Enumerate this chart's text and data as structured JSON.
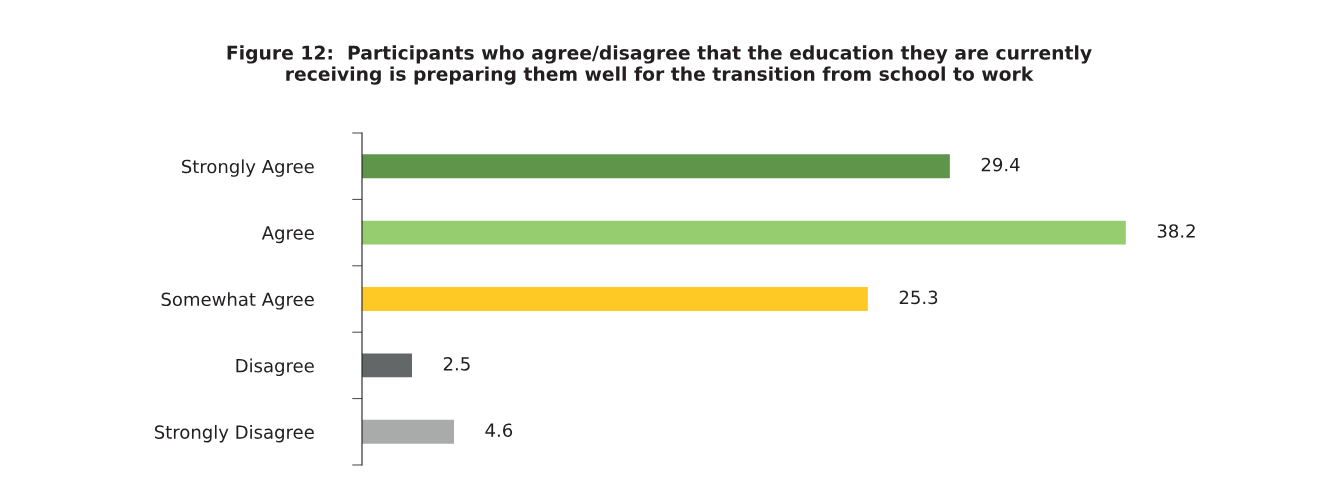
{
  "chart_data": {
    "type": "bar",
    "orientation": "horizontal",
    "title": "Figure 12:  Participants who agree/disagree that the education they are currently\nreceiving is preparing them well for the transition from school to work",
    "categories": [
      "Strongly Agree",
      "Agree",
      "Somewhat Agree",
      "Disagree",
      "Strongly Disagree"
    ],
    "values": [
      29.4,
      38.2,
      25.3,
      2.5,
      4.6
    ],
    "colors": [
      "#5f954b",
      "#96cd6f",
      "#fec925",
      "#646767",
      "#a9abab"
    ],
    "tick_labels": "y",
    "data_labels": true,
    "grid": false,
    "legend": false
  }
}
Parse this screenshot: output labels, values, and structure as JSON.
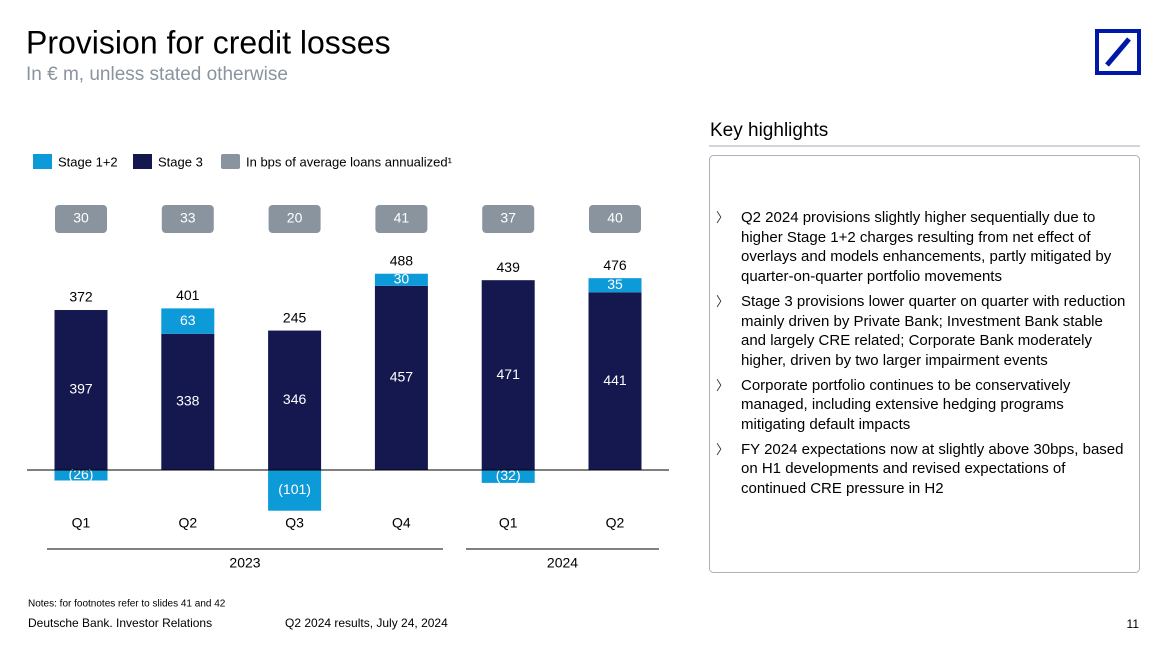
{
  "header": {
    "title": "Provision for credit losses",
    "subtitle": "In € m, unless stated otherwise"
  },
  "chart_data": {
    "type": "bar",
    "stacked": true,
    "categories": [
      "Q1",
      "Q2",
      "Q3",
      "Q4",
      "Q1",
      "Q2"
    ],
    "groups": [
      "2023",
      "2024"
    ],
    "series": [
      {
        "name": "Stage 1+2",
        "color": "#0d9ad8",
        "values": [
          -26,
          63,
          -101,
          30,
          -32,
          35
        ],
        "value_labels": [
          "(26)",
          "63",
          "(101)",
          "30",
          "(32)",
          "35"
        ]
      },
      {
        "name": "Stage 3",
        "color": "#14184f",
        "values": [
          397,
          338,
          346,
          457,
          471,
          441
        ]
      }
    ],
    "totals": [
      372,
      401,
      245,
      488,
      439,
      476
    ],
    "bps": {
      "name": "In bps of average loans annualized¹",
      "color": "#8a949f",
      "values": [
        30,
        33,
        20,
        41,
        37,
        40
      ]
    }
  },
  "highlights": {
    "title": "Key highlights",
    "bullets": [
      "Q2 2024 provisions slightly higher sequentially due to higher Stage 1+2 charges resulting from net effect of overlays and models enhancements, partly mitigated by quarter-on-quarter portfolio movements",
      "Stage 3 provisions lower quarter on quarter with reduction mainly driven by Private Bank; Investment Bank stable and largely CRE related; Corporate Bank moderately higher, driven by two larger impairment events",
      "Corporate portfolio continues to be conservatively managed, including extensive hedging programs mitigating default impacts",
      "FY 2024 expectations now at slightly above 30bps, based on H1 developments and revised expectations of continued CRE pressure in H2"
    ]
  },
  "footer": {
    "notes": "Notes: for footnotes refer to slides 41 and 42",
    "source": "Deutsche Bank. Investor Relations",
    "event": "Q2 2024 results, July 24, 2024",
    "page": "11"
  }
}
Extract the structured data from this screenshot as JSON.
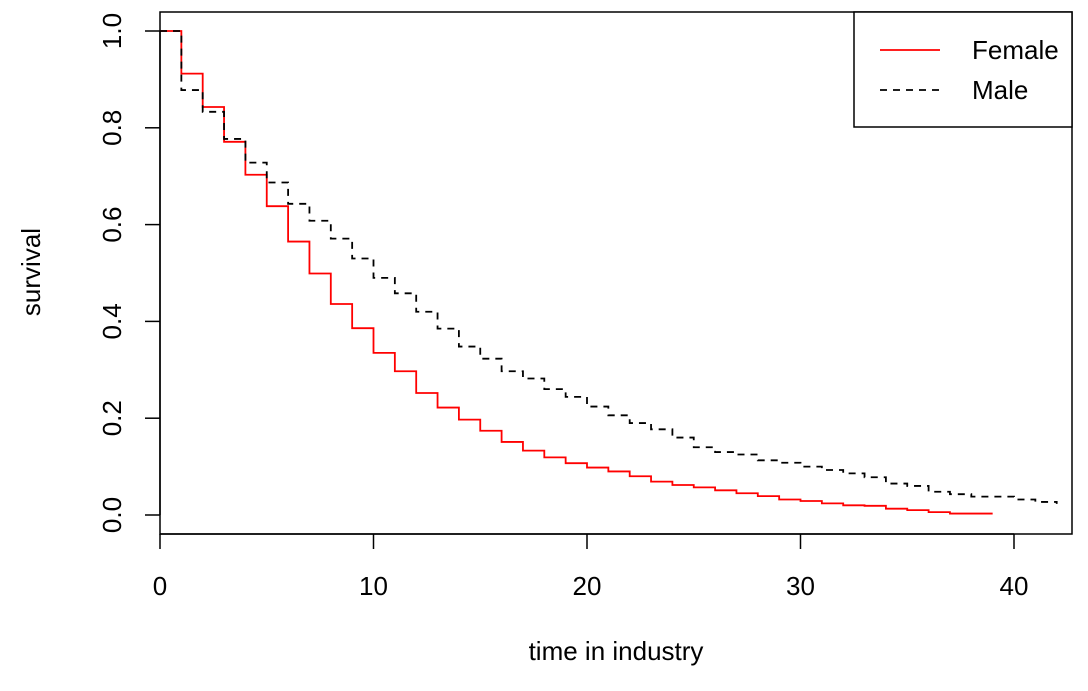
{
  "chart_data": {
    "type": "line",
    "title": "",
    "xlabel": "time in industry",
    "ylabel": "survival",
    "xlim": [
      0,
      42
    ],
    "ylim": [
      0,
      1
    ],
    "x_ticks": [
      0,
      10,
      20,
      30,
      40
    ],
    "y_ticks": [
      "0.0",
      "0.2",
      "0.4",
      "0.6",
      "0.8",
      "1.0"
    ],
    "grid": false,
    "legend_position": "top-right",
    "step": true,
    "series": [
      {
        "name": "Female",
        "color": "#ff0000",
        "style": "solid",
        "x": [
          0,
          1,
          2,
          3,
          4,
          5,
          6,
          7,
          8,
          9,
          10,
          11,
          12,
          13,
          14,
          15,
          16,
          17,
          18,
          19,
          20,
          21,
          22,
          23,
          24,
          25,
          26,
          27,
          28,
          29,
          30,
          31,
          32,
          33,
          34,
          35,
          36,
          37,
          38,
          39
        ],
        "y": [
          1.0,
          0.912,
          0.843,
          0.771,
          0.703,
          0.638,
          0.565,
          0.499,
          0.436,
          0.386,
          0.335,
          0.297,
          0.252,
          0.222,
          0.197,
          0.174,
          0.151,
          0.133,
          0.119,
          0.107,
          0.098,
          0.09,
          0.08,
          0.069,
          0.062,
          0.057,
          0.051,
          0.045,
          0.039,
          0.032,
          0.029,
          0.024,
          0.02,
          0.019,
          0.013,
          0.01,
          0.006,
          0.003,
          0.003,
          0.003
        ]
      },
      {
        "name": "Male",
        "color": "#000000",
        "style": "dashed",
        "x": [
          0,
          1,
          2,
          3,
          4,
          5,
          6,
          7,
          8,
          9,
          10,
          11,
          12,
          13,
          14,
          15,
          16,
          17,
          18,
          19,
          20,
          21,
          22,
          23,
          24,
          25,
          26,
          27,
          28,
          29,
          30,
          31,
          32,
          33,
          34,
          35,
          36,
          37,
          38,
          39,
          40,
          41,
          42
        ],
        "y": [
          1.0,
          0.878,
          0.833,
          0.777,
          0.728,
          0.687,
          0.643,
          0.608,
          0.571,
          0.53,
          0.49,
          0.458,
          0.42,
          0.385,
          0.348,
          0.323,
          0.297,
          0.282,
          0.26,
          0.244,
          0.224,
          0.206,
          0.19,
          0.177,
          0.16,
          0.14,
          0.13,
          0.125,
          0.113,
          0.108,
          0.1,
          0.093,
          0.086,
          0.078,
          0.065,
          0.06,
          0.048,
          0.043,
          0.038,
          0.038,
          0.032,
          0.027,
          0.023
        ]
      }
    ]
  }
}
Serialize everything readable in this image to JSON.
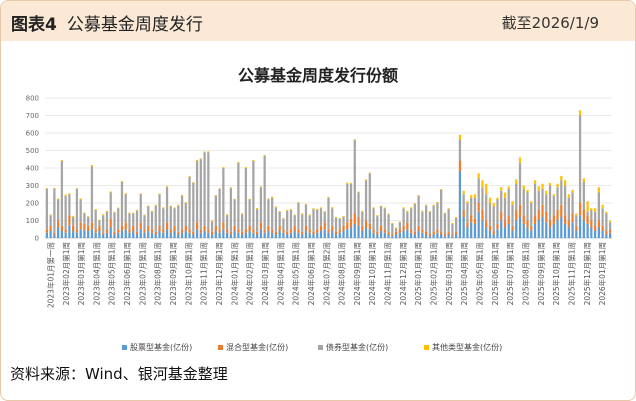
# # #
Find each line holding the word "higher" and copy it.

■ Complete output:
      "Q2 2024 provisions slightly higher sequentially due to higher Stage 1+2 charges resulting from net effect of overlays and models enhancements, partly mitigated by quarter-on-quarter portfolio movements",
      "Stage 3 provisions lower quarter on quarter with reduction mainly driven by Private Bank; Investment Bank stable and largely CRE related; Corporate Bank moderately higher, driven by two larger impairment events",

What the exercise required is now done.